=== Records supplied ===
──────
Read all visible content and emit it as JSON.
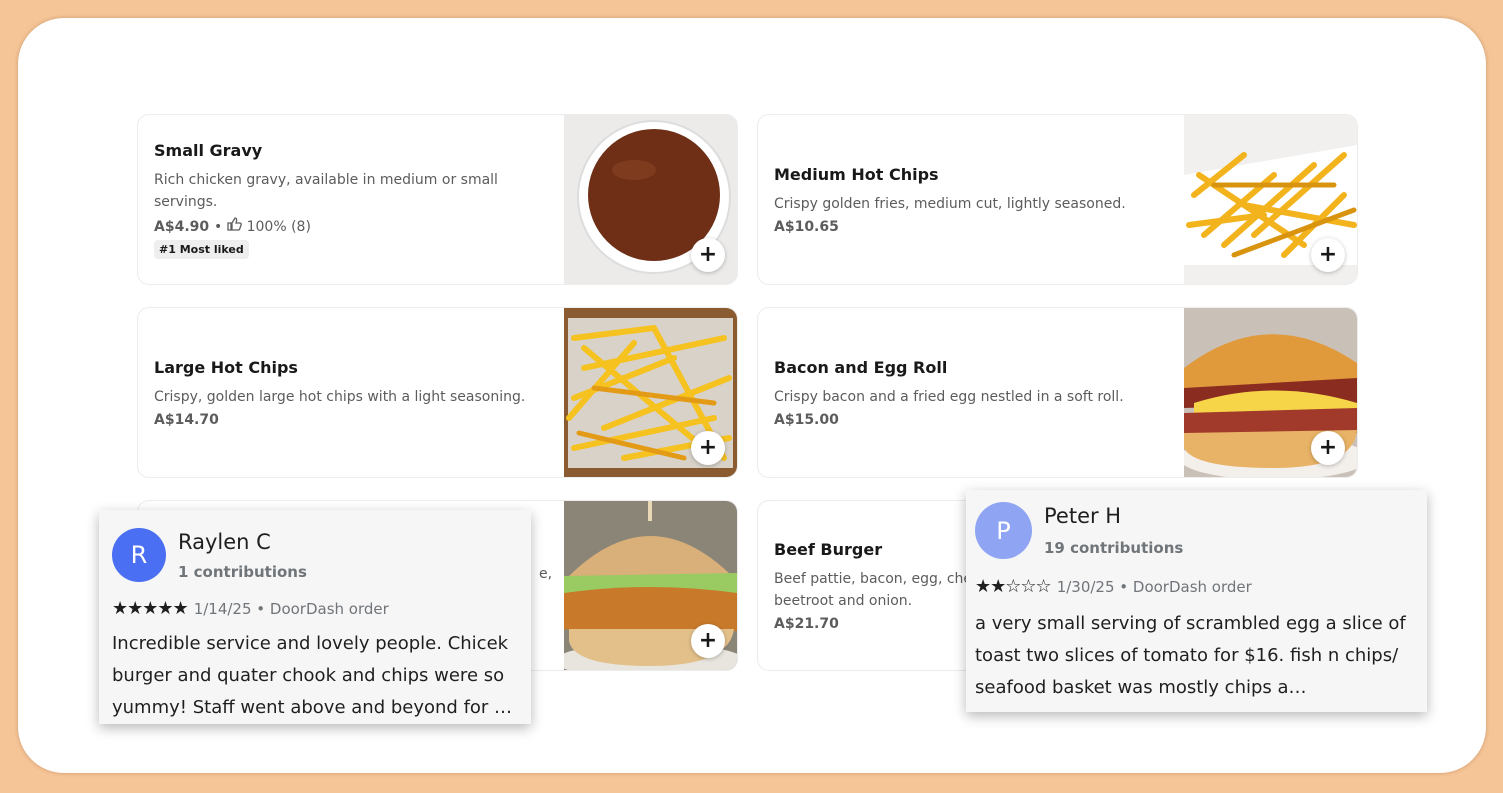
{
  "menu_items": [
    {
      "name": "Small Gravy",
      "description": "Rich chicken gravy, available in medium or small servings.",
      "price": "A$4.90",
      "rating": "100% (8)",
      "badge": "#1 Most liked",
      "add_label": "+"
    },
    {
      "name": "Medium Hot Chips",
      "description": "Crispy golden fries, medium cut, lightly seasoned.",
      "price": "A$10.65",
      "add_label": "+"
    },
    {
      "name": "Large Hot Chips",
      "description": "Crispy, golden large hot chips with a light seasoning.",
      "price": "A$14.70",
      "add_label": "+"
    },
    {
      "name": "Bacon and Egg Roll",
      "description": "Crispy bacon and a fried egg nestled in a soft roll.",
      "price": "A$15.00",
      "add_label": "+"
    },
    {
      "name": "",
      "description": "",
      "price": "",
      "partial_text": "e,",
      "add_label": "+"
    },
    {
      "name": "Beef Burger",
      "description": "Beef pattie, bacon, egg, che",
      "description_line2": "beetroot and onion.",
      "price": "A$21.70"
    }
  ],
  "reviews": [
    {
      "initial": "R",
      "avatar_color": "#4a6ff2",
      "name": "Raylen C",
      "contributions": "1 contributions",
      "stars": "★★★★★",
      "date": "1/14/25 • DoorDash order",
      "text": "Incredible service and lovely people. Chicek burger and quater chook and chips were so yummy! Staff went above and beyond for …"
    },
    {
      "initial": "P",
      "avatar_color": "#8fa4f3",
      "name": "Peter H",
      "contributions": "19 contributions",
      "stars": "★★☆☆☆",
      "date": "1/30/25 • DoorDash order",
      "text": "a very small serving of scrambled egg a slice of toast two slices of tomato for $16. fish n chips/ seafood basket was mostly chips a…"
    }
  ],
  "images": {
    "gravy": "gravy-bowl-photo",
    "chips": "hot-chips-photo",
    "bacon_egg_roll": "bacon-egg-roll-photo",
    "burger": "chicken-burger-photo"
  },
  "colors": {
    "page_background": "#f6c597",
    "card_border": "#ececec",
    "avatar_r": "#4a6ff2",
    "avatar_p": "#8fa4f3"
  }
}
──────
=== Instruction ===
Pull out each line of the listing that holds the string "golden".

=== Result of the exercise ===
      "description": "Crispy golden fries, medium cut, lightly seasoned.",
      "description": "Crispy, golden large hot chips with a light seasoning.",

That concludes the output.